++++ Recorded information ++++

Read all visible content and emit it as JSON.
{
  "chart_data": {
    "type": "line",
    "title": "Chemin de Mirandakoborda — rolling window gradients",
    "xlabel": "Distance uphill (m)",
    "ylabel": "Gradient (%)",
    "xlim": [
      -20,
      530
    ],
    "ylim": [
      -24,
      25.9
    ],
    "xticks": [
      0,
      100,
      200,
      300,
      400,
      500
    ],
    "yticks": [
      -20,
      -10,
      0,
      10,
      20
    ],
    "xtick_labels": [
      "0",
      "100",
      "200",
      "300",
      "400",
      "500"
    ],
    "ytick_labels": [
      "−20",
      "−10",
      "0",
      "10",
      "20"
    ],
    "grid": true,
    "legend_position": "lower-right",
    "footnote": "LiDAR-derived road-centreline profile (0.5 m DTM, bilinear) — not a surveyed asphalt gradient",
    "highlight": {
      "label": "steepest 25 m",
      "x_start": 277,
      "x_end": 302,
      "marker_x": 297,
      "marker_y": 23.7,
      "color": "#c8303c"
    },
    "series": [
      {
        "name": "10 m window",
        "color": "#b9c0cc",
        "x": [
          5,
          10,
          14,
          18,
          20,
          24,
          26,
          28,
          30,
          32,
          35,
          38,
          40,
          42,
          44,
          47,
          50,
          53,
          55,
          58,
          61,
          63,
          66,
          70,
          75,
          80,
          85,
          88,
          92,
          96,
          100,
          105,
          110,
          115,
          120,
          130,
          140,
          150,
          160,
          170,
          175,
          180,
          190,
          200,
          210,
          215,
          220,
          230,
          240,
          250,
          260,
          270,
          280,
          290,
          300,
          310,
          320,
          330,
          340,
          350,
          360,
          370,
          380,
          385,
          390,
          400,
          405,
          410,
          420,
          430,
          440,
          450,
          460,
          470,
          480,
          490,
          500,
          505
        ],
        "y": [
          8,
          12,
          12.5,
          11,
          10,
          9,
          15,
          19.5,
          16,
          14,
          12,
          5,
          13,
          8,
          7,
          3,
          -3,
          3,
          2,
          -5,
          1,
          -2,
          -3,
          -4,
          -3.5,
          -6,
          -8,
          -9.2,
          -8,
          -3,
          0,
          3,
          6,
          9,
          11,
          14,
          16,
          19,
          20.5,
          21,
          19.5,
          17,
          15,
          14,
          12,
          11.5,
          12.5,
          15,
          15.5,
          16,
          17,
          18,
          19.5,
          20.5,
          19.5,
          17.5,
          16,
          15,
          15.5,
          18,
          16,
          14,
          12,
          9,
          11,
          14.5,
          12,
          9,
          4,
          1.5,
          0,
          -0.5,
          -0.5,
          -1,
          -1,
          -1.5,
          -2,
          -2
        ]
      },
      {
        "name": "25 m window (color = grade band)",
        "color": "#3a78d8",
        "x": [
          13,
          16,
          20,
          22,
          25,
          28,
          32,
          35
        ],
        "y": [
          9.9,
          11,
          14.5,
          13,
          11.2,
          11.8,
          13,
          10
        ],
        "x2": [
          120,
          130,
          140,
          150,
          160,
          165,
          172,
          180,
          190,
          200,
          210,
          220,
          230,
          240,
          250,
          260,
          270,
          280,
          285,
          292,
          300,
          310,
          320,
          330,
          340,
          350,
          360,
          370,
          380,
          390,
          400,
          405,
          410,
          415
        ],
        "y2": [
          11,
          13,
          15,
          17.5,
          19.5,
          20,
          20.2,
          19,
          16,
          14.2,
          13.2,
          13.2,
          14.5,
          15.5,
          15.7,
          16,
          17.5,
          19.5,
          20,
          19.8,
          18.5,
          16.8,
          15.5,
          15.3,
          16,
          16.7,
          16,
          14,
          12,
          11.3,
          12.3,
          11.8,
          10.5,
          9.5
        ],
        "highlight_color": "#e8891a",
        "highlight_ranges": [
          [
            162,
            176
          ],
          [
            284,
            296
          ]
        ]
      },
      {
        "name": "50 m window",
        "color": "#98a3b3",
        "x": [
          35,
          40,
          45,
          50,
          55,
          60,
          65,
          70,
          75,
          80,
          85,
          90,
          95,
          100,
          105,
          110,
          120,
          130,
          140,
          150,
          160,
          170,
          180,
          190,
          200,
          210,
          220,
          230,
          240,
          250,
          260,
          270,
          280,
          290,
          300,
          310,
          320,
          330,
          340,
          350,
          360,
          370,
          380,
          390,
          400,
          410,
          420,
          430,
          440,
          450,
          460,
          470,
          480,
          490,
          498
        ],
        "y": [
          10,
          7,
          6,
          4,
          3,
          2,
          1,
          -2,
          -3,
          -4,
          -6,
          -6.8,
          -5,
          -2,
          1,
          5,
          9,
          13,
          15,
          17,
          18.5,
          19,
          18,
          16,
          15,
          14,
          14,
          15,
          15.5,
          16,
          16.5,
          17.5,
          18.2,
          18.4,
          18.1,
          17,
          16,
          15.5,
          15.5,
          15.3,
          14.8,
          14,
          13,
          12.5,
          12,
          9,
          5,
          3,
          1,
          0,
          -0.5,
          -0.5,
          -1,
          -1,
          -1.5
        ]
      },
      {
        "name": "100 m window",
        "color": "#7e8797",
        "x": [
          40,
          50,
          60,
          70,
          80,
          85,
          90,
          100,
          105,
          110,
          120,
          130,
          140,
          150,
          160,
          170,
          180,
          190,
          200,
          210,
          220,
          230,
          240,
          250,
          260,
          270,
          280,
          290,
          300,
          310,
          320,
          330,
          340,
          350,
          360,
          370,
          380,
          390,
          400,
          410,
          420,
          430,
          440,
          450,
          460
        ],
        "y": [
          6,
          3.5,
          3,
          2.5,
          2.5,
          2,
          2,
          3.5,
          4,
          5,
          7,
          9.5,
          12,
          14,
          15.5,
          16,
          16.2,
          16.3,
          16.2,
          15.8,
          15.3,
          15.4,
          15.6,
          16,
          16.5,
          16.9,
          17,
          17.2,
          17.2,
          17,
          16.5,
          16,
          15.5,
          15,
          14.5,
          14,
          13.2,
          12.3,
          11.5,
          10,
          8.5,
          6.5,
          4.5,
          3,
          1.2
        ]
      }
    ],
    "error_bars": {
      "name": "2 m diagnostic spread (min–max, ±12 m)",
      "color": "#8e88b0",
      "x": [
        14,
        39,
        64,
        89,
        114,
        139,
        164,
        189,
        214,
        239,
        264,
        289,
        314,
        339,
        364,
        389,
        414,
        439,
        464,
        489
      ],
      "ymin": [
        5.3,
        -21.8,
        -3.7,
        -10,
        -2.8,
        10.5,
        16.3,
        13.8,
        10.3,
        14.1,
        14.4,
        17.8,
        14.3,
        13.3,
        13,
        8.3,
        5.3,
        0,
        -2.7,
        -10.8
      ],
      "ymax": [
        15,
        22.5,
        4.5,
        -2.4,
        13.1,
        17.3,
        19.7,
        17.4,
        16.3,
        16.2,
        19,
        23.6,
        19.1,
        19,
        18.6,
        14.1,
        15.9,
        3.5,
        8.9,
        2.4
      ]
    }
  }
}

++++

Task requirements:
Pick out each line that holds the string "window".

Reply:
    "title": "Chemin de Mirandakoborda — rolling window gradients",
        "name": "10 m window",
        "name": "25 m window (color = grade band)",
        "name": "50 m window",
        "name": "100 m window",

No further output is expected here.